* Exercises
1. In the court opinion, what percentage of comparative negligence did the jury assign to Mrs. Lundberg?
2. Repeat the court opinion word for word between "At trial, All-Pure" and "regarding comparative fault.", inclusive.

* Excerpted text
Mrs. Lundberg was preparing to winterize her pool in September 1983. She ran out of chlorinating compound and, assuming that the two products contained chlorine and therefore were the same "chemical," made up the difference by combining shocking granules with chlorinating compound in a bucket. When she added water to the bucket to predissolve the mixture, the concoction bubbled and exploded seven or eight times. The mixture reacted about five times before she stood back from the bucket and ran to the shower. The Lundbergs brought this personal injury action for damages alleging that All-Pure's chlorinating products are not reasonably safe because adequate warnings were not provided with the product at the time of manufacture.

At trial, All-Pure submitted jury instructions on Mrs. Lundberg's comparative negligence in causing her injuries. *183 The trial court adopted the instructions, and the Lund-bergs objected. The jury found All-Pure liable for Mrs. Lundberg's damages, but also found Lundberg 51 percent comparatively negligent. Her damage award accordingly was reduced. The trial court denied the Lundbergs' motion for judgment notwithstanding the verdict regarding comparative fault.

I

Lundberg assigns error to the trial court's instruction on the issue of comparative fault. She claims that in cases where a manufacturer fails to give adequate warnings of a dangerous condition, any consideration of a party's "fault" is improper because the strict liability standard focuses not on negligent conduct, but on the product and consumer expectations.

* Given material
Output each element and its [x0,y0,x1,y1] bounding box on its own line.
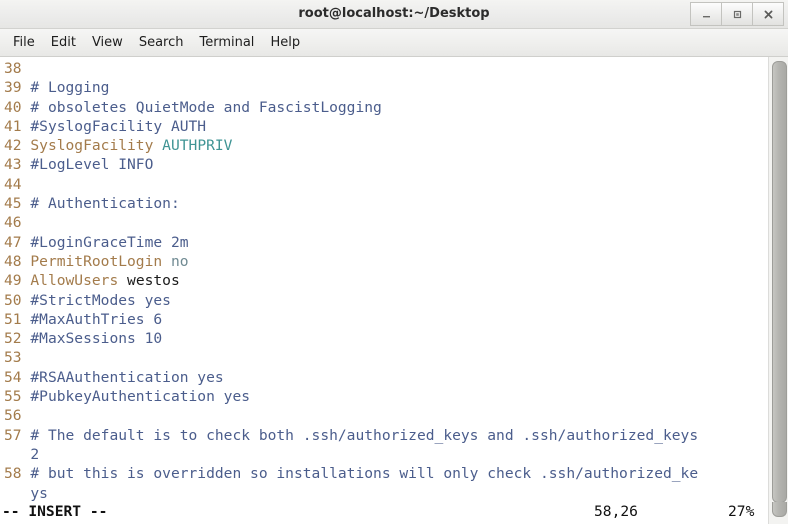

* Solved tasks
1. 51 percent

2.
At trial, All-Pure submitted jury instructions on Mrs. Lundberg's comparative negligence in causing her injuries. *183 The trial court adopted the instructions, and the Lund-bergs objected. The jury found All-Pure liable for Mrs. Lundberg's damages, but also found Lundberg 51 percent comparatively negligent. Her damage award accordingly was reduced. The trial court denied the Lundbergs' motion for judgment notwithstanding the verdict regarding comparative fault.